start

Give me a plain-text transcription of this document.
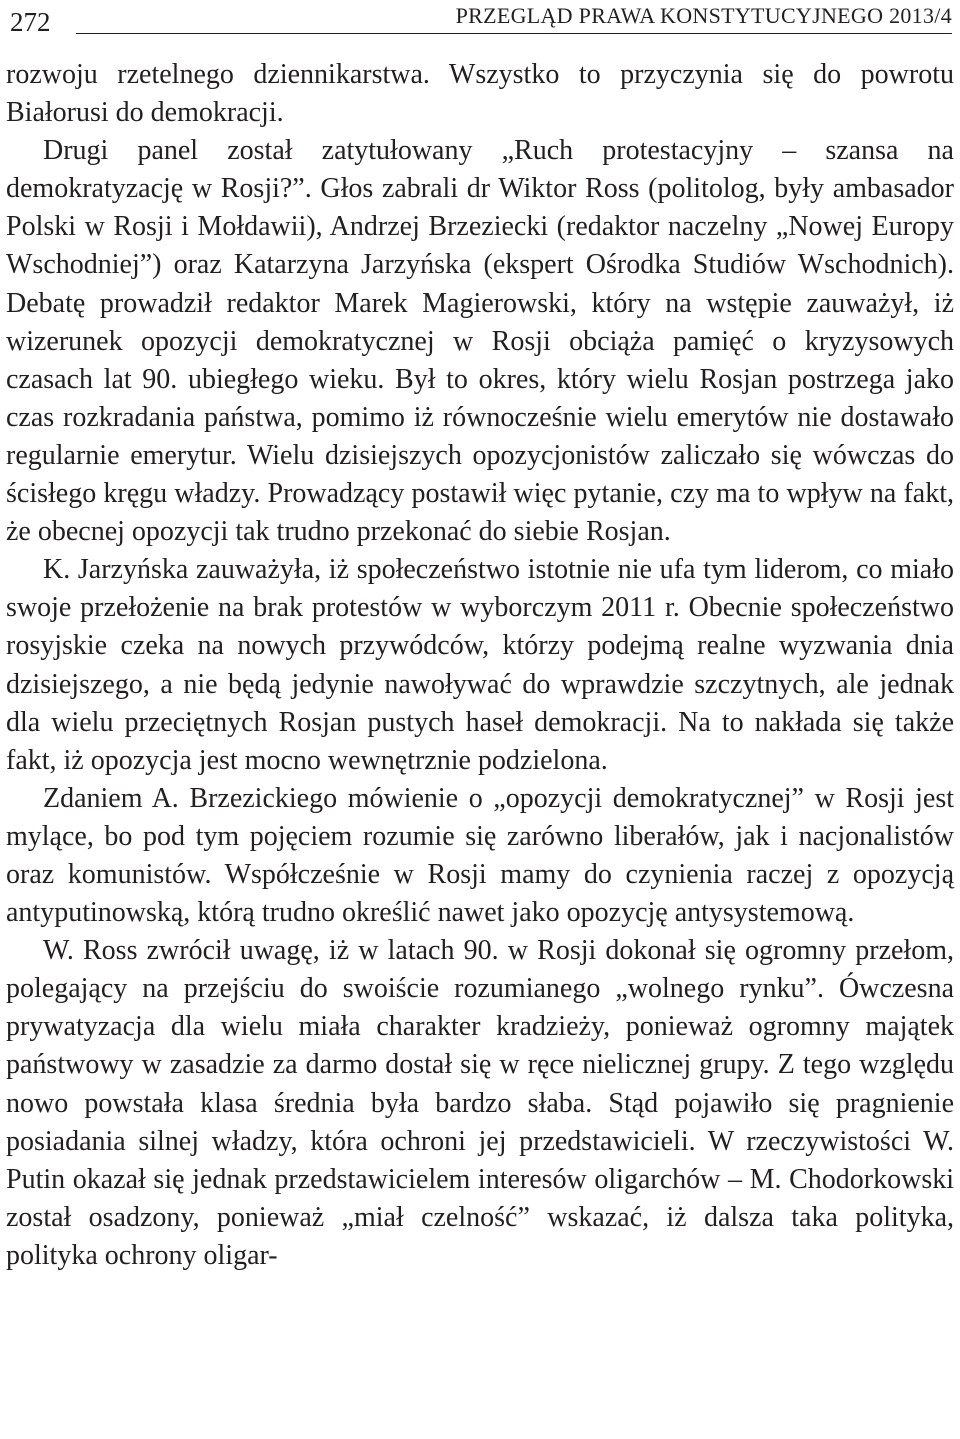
272	PRZEGLĄD PRAWA KONSTYTUCYJNEGO 2013/4

rozwoju rzetelnego dziennikarstwa. Wszystko to przyczynia się do powrotu Białorusi do demokracji.

Drugi panel został zatytułowany „Ruch protestacyjny – szansa na demokratyzację w Rosji?”. Głos zabrali dr Wiktor Ross (politolog, były ambasador Polski w Rosji i Mołdawii), Andrzej Brzeziecki (redaktor naczelny „Nowej Europy Wschodniej”) oraz Katarzyna Jarzyńska (ekspert Ośrodka Studiów Wschodnich). Debatę prowadził redaktor Marek Magierowski, który na wstępie zauważył, iż wizerunek opozycji demokratycznej w Rosji obciąża pamięć o kryzysowych czasach lat 90. ubiegłego wieku. Był to okres, który wielu Rosjan postrzega jako czas rozkradania państwa, pomimo iż równocześnie wielu emerytów nie dostawało regularnie emerytur. Wielu dzisiejszych opozycjonistów zaliczało się wówczas do ścisłego kręgu władzy. Prowadzący postawił więc pytanie, czy ma to wpływ na fakt, że obecnej opozycji tak trudno przekonać do siebie Rosjan.

K. Jarzyńska zauważyła, iż społeczeństwo istotnie nie ufa tym liderom, co miało swoje przełożenie na brak protestów w wyborczym 2011 r. Obecnie społeczeństwo rosyjskie czeka na nowych przywódców, którzy podejmą realne wyzwania dnia dzisiejszego, a nie będą jedynie nawoływać do wprawdzie szczytnych, ale jednak dla wielu przeciętnych Rosjan pustych haseł demokracji. Na to nakłada się także fakt, iż opozycja jest mocno wewnętrznie podzielona.

Zdaniem A. Brzezickiego mówienie o „opozycji demokratycznej” w Rosji jest mylące, bo pod tym pojęciem rozumie się zarówno liberałów, jak i nacjonalistów oraz komunistów. Współcześnie w Rosji mamy do czynienia raczej z opozycją antyputinowską, którą trudno określić nawet jako opozycję antysystemową.

W. Ross zwrócił uwagę, iż w latach 90. w Rosji dokonał się ogromny przełom, polegający na przejściu do swoiście rozumianego „wolnego rynku”. Ówczesna prywatyzacja dla wielu miała charakter kradzieży, ponieważ ogromny majątek państwowy w zasadzie za darmo dostał się w ręce nielicznej grupy. Z tego względu nowo powstała klasa średnia była bardzo słaba. Stąd pojawiło się pragnienie posiadania silnej władzy, która ochroni jej przedstawicieli. W rzeczywistości W. Putin okazał się jednak przedstawicielem interesów oligarchów – M. Chodorkowski został osadzony, ponieważ „miał czelność” wskazać, iż dalsza taka polityka, polityka ochrony oligar-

end

Set down every entry word for word, but omit the pictures.

Give me a plain-text transcription of this document.
272	PRZEGLĄD PRAWA KONSTYTUCYJNEGO 2013/4

rozwoju rzetelnego dziennikarstwa. Wszystko to przyczynia się do powrotu Białorusi do demokracji.

Drugi panel został zatytułowany „Ruch protestacyjny – szansa na demokratyzację w Rosji?”. Głos zabrali dr Wiktor Ross (politolog, były ambasador Polski w Rosji i Mołdawii), Andrzej Brzeziecki (redaktor naczelny „Nowej Europy Wschodniej”) oraz Katarzyna Jarzyńska (ekspert Ośrodka Studiów Wschodnich). Debatę prowadził redaktor Marek Magierowski, który na wstępie zauważył, iż wizerunek opozycji demokratycznej w Rosji obciąża pamięć o kryzysowych czasach lat 90. ubiegłego wieku. Był to okres, który wielu Rosjan postrzega jako czas rozkradania państwa, pomimo iż równocześnie wielu emerytów nie dostawało regularnie emerytur. Wielu dzisiejszych opozycjonistów zaliczało się wówczas do ścisłego kręgu władzy. Prowadzący postawił więc pytanie, czy ma to wpływ na fakt, że obecnej opozycji tak trudno przekonać do siebie Rosjan.

K. Jarzyńska zauważyła, iż społeczeństwo istotnie nie ufa tym liderom, co miało swoje przełożenie na brak protestów w wyborczym 2011 r. Obecnie społeczeństwo rosyjskie czeka na nowych przywódców, którzy podejmą realne wyzwania dnia dzisiejszego, a nie będą jedynie nawoływać do wprawdzie szczytnych, ale jednak dla wielu przeciętnych Rosjan pustych haseł demokracji. Na to nakłada się także fakt, iż opozycja jest mocno wewnętrznie podzielona.

Zdaniem A. Brzezickiego mówienie o „opozycji demokratycznej” w Rosji jest mylące, bo pod tym pojęciem rozumie się zarówno liberałów, jak i nacjonalistów oraz komunistów. Współcześnie w Rosji mamy do czynienia raczej z opozycją antyputinowską, którą trudno określić nawet jako opozycję antysystemową.

W. Ross zwrócił uwagę, iż w latach 90. w Rosji dokonał się ogromny przełom, polegający na przejściu do swoiście rozumianego „wolnego rynku”. Ówczesna prywatyzacja dla wielu miała charakter kradzieży, ponieważ ogromny majątek państwowy w zasadzie za darmo dostał się w ręce nielicznej grupy. Z tego względu nowo powstała klasa średnia była bardzo słaba. Stąd pojawiło się pragnienie posiadania silnej władzy, która ochroni jej przedstawicieli. W rzeczywistości W. Putin okazał się jednak przedstawicielem interesów oligarchów – M. Chodorkowski został osadzony, ponieważ „miał czelność” wskazać, iż dalsza taka polityka, polityka ochrony oligar-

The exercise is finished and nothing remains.